* THE PROBLEM: State how many lines of the data contain the word "text", and write nothing besides the number.

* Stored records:
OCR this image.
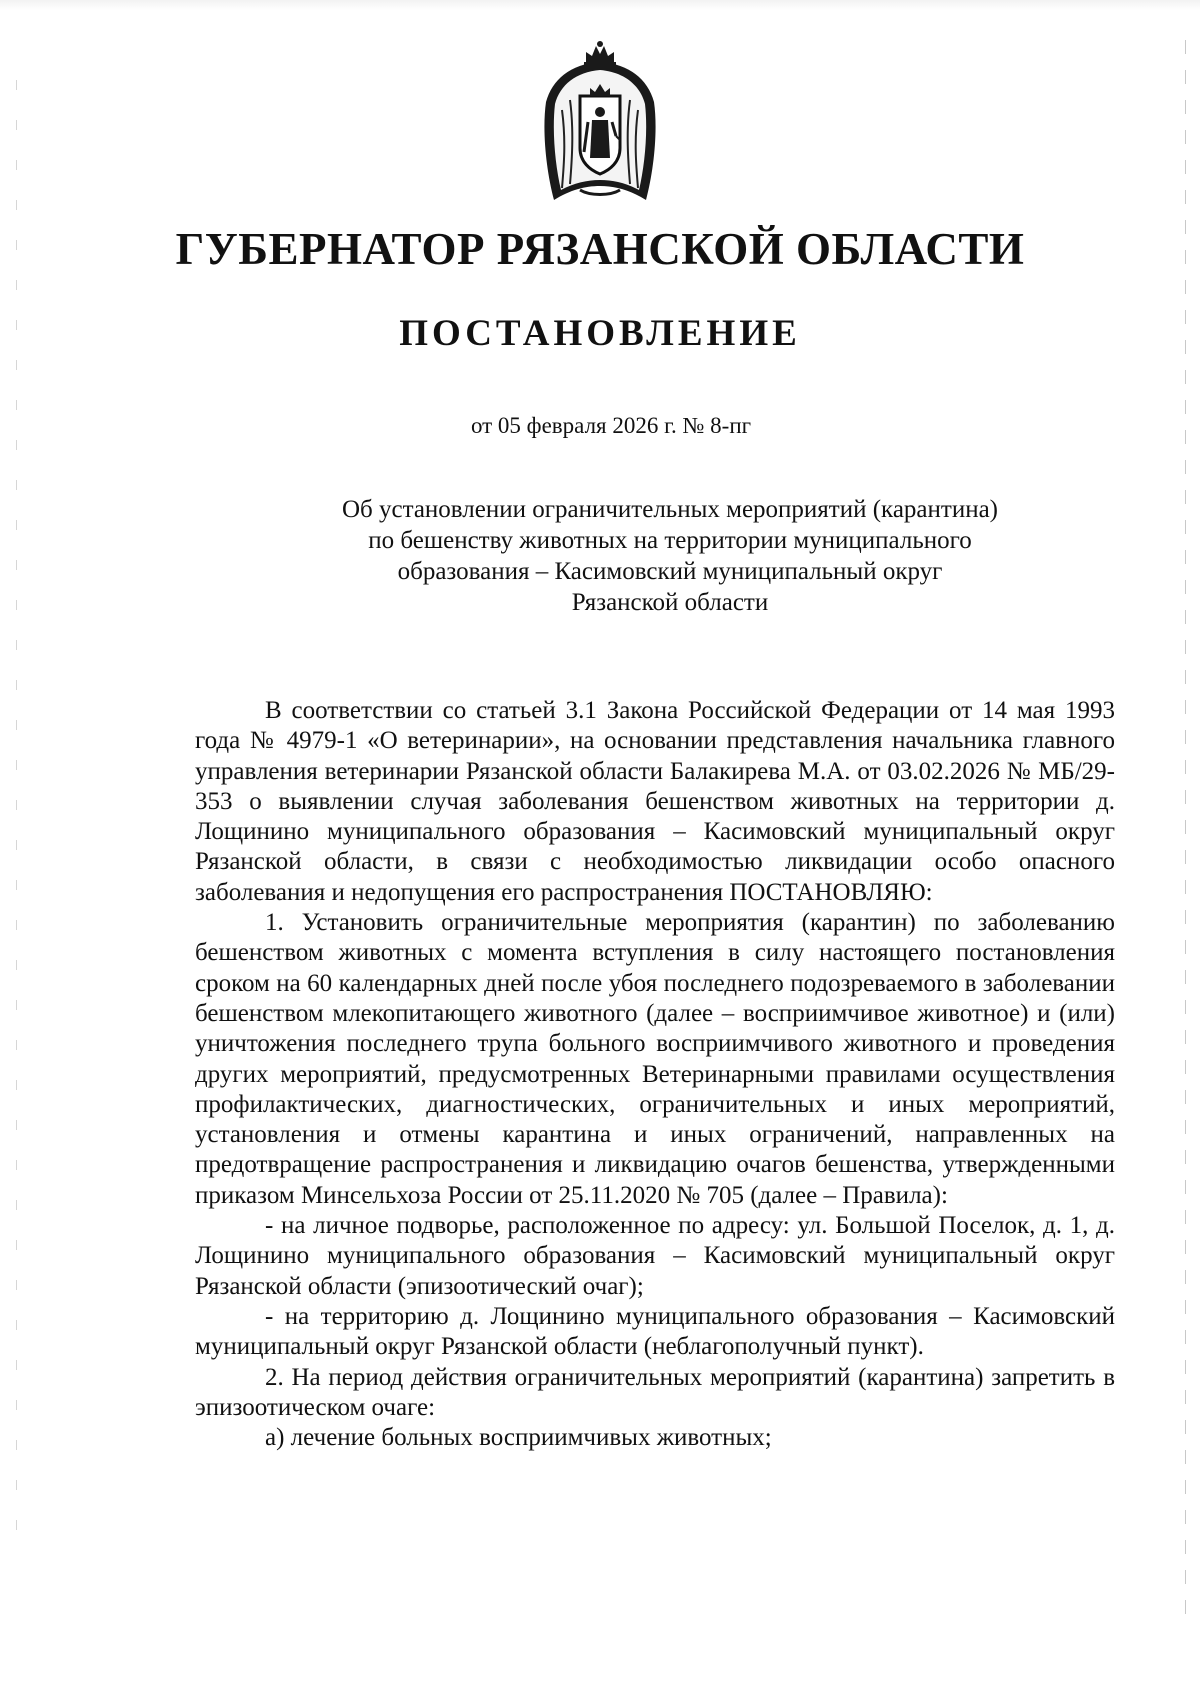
ГУБЕРНАТОР РЯЗАНСКОЙ ОБЛАСТИ
ПОСТАНОВЛЕНИЕ
от 05 февраля 2026 г. № 8-пг
Об установлении ограничительных мероприятий (карантина)
по бешенству животных на территории муниципального
образования – Касимовский муниципальный округ
Рязанской области

В соответствии со статьей 3.1 Закона Российской Федерации от 14 мая 1993 года № 4979-1 «О ветеринарии», на основании представления начальника главного управления ветеринарии Рязанской области Балакирева М.А. от 03.02.2026 № МБ/29-353 о выявлении случая заболевания бешенством животных на территории д. Лощинино муниципального образования – Касимовский муниципальный округ Рязанской области, в связи с необходимостью ликвидации особо опасного заболевания и недопущения его распространения ПОСТАНОВЛЯЮ:

1. Установить ограничительные мероприятия (карантин) по заболеванию бешенством животных с момента вступления в силу настоящего постановления сроком на 60 календарных дней после убоя последнего подозреваемого в заболевании бешенством млекопитающего животного (далее – восприимчивое животное) и (или) уничтожения последнего трупа больного восприимчивого животного и проведения других мероприятий, предусмотренных Ветеринарными правилами осуществления профилактических, диагностических, ограничительных и иных мероприятий, установления и отмены карантина и иных ограничений, направленных на предотвращение распространения и ликвидацию очагов бешенства, утвержденными приказом Минсельхоза России от 25.11.2020 № 705 (далее – Правила):

- на личное подворье, расположенное по адресу: ул. Большой Поселок, д. 1, д. Лощинино муниципального образования – Касимовский муниципальный округ Рязанской области (эпизоотический очаг);

- на территорию д. Лощинино муниципального образования – Касимовский муниципальный округ Рязанской области (неблагополучный пункт).

2. На период действия ограничительных мероприятий (карантина) запретить в эпизоотическом очаге:

а) лечение больных восприимчивых животных;
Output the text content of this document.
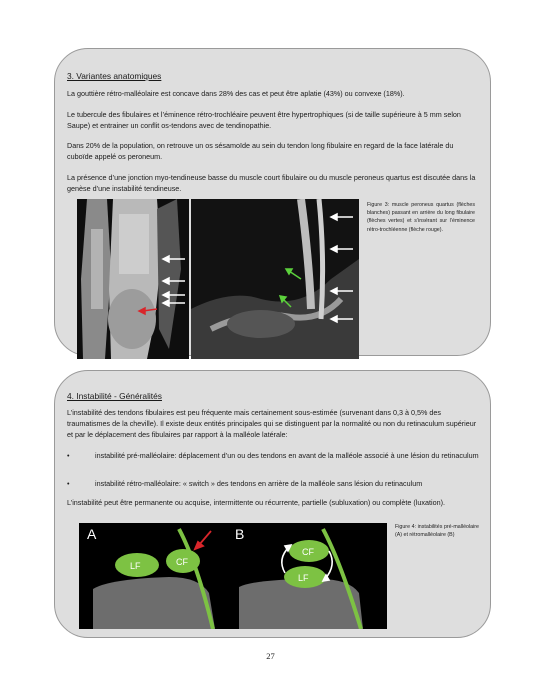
3. Variantes anatomiques

La gouttière rétro-malléolaire est concave dans 28% des cas et peut être aplatie (43%) ou convexe (18%).

Le tubercule des fibulaires et l’éminence rétro-trochléaire peuvent être hypertrophiques (si de taille supérieure à 5 mm selon Saupe) et entrainer un conflit os-tendons avec de tendinopathie.

Dans 20% de la population, on retrouve un os sésamoïde au sein du tendon long fibulaire en regard de la face latérale du cuboïde appelé os peroneum.

La présence d’une jonction myo-tendineuse basse du muscle court fibulaire ou du muscle peroneus quartus est discutée dans la genèse d’une instabilité tendineuse.

Figure 3: muscle peroneus quartus (flèches blanches) passant en arrière du long fibulaire (flèches vertes) et s’insérant sur l’éminence rétro-trochléenne (flèche rouge).
4. Instabilité - Généralités

L’instabilité des tendons fibulaires est peu fréquente mais certainement sous-estimée (survenant dans 0,3 à 0,5% des traumatismes de la cheville). Il existe deux entités principales qui se distinguent par la normalité ou non du retinaculum supérieur et par le déplacement des fibulaires par rapport à la malléole latérale:

•	instabilité pré-malléolaire: déplacement d’un ou des tendons en avant de la malléole associé à une lésion du retinaculum
•	instabilité rétro-malléolaire: « switch » des tendons en arrière de la malléole sans lésion du retinaculum

L’instabilité peut être permanente ou acquise, intermittente ou récurrente, partielle (subluxation) ou complète (luxation).

A
LF	CF
B
CF
LF
Figure 4: instabilités pré-malléolaire (A) et rétromalléolaire (B)
27
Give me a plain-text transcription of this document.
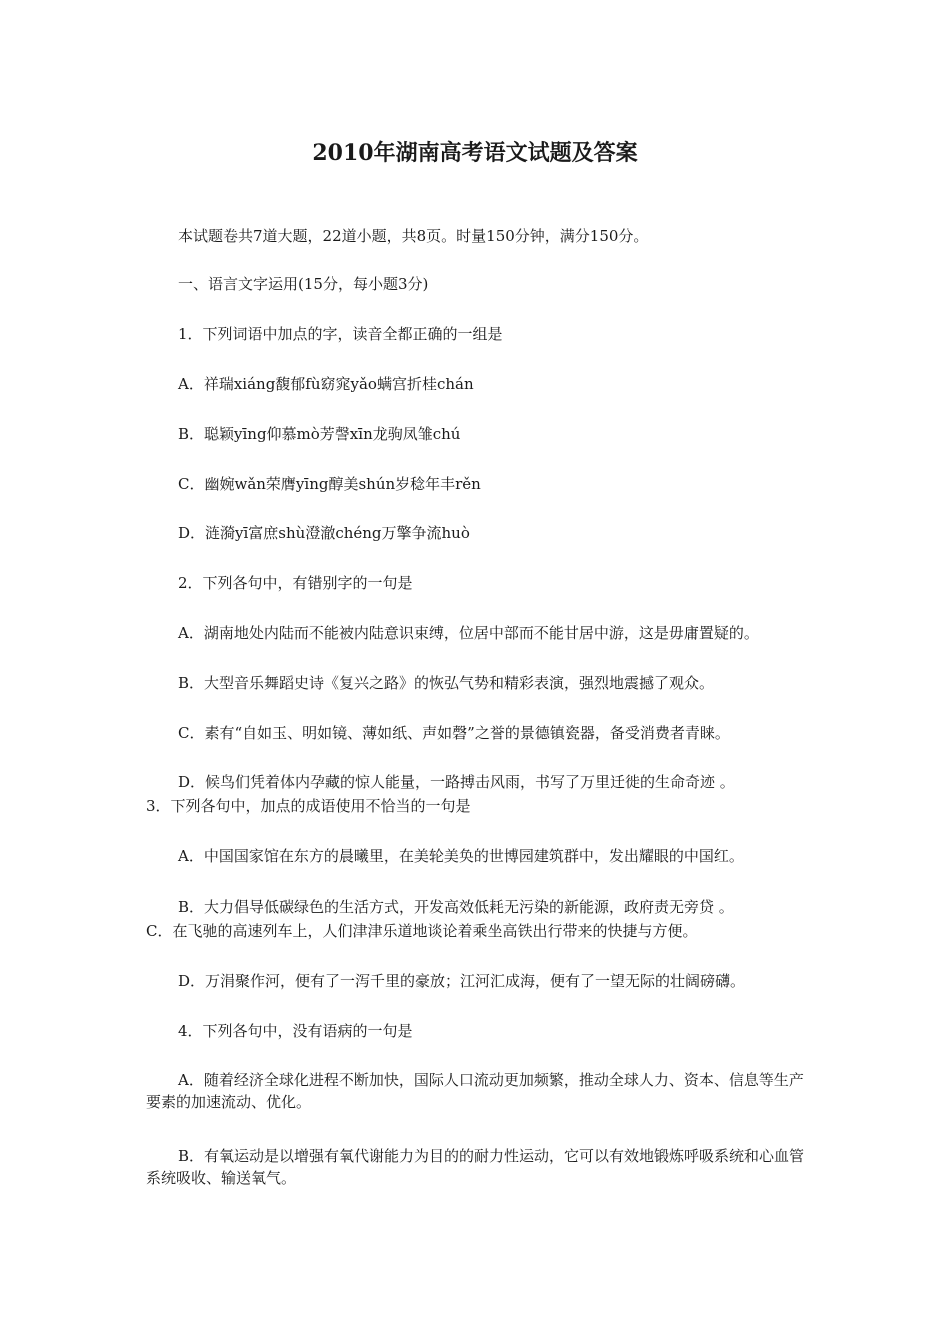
2010年湖南高考语文试题及答案
本试题卷共7道大题，22道小题，共8页。时量150分钟，满分150分。
一、语言文字运用(15分，每小题3分)
1．下列词语中加点的字，读音全都正确的一组是
A．祥瑞xiáng馥郁fù窈窕yǎo螨宫折桂chán
B．聪颖yīng仰慕mò芳謦xīn龙驹凤雏chú
C．幽婉wǎn荣膺yīng醇美shún岁稔年丰rěn
D．涟漪yī富庶shù澄澈chéng万擎争流huò
2．下列各句中，有错别字的一句是
A．湖南地处内陆而不能被内陆意识束缚，位居中部而不能甘居中游，这是毋庸置疑的。
B．大型音乐舞蹈史诗《复兴之路》的恢弘气势和精彩表演，强烈地震撼了观众。
C．素有“自如玉、明如镜、薄如纸、声如磬”之誉的景德镇瓷器，备受消费者青睐。
D．候鸟们凭着体内孕藏的惊人能量，一路搏击风雨，书写了万里迁徙的生命奇迹 。
3．下列各句中，加点的成语使用不恰当的一句是
A．中国国家馆在东方的晨曦里，在美轮美奂的世博园建筑群中，发出耀眼的中国红。
B．大力倡导低碳绿色的生活方式，开发高效低耗无污染的新能源，政府责无旁贷 。
C．在飞驰的高速列车上，人们津津乐道地谈论着乘坐高铁出行带来的快捷与方便。
D．万涓聚作河，便有了一泻千里的豪放；江河汇成海，便有了一望无际的壮阔磅礴。
4．下列各句中，没有语病的一句是
A．随着经济全球化进程不断加快，国际人口流动更加频繁，推动全球人力、资本、信息等生产要素的加速流动、优化。
B．有氧运动是以增强有氧代谢能力为目的的耐力性运动，它可以有效地锻炼呼吸系统和心血管系统吸收、输送氧气。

* ANSWER TO THIS TASK: 2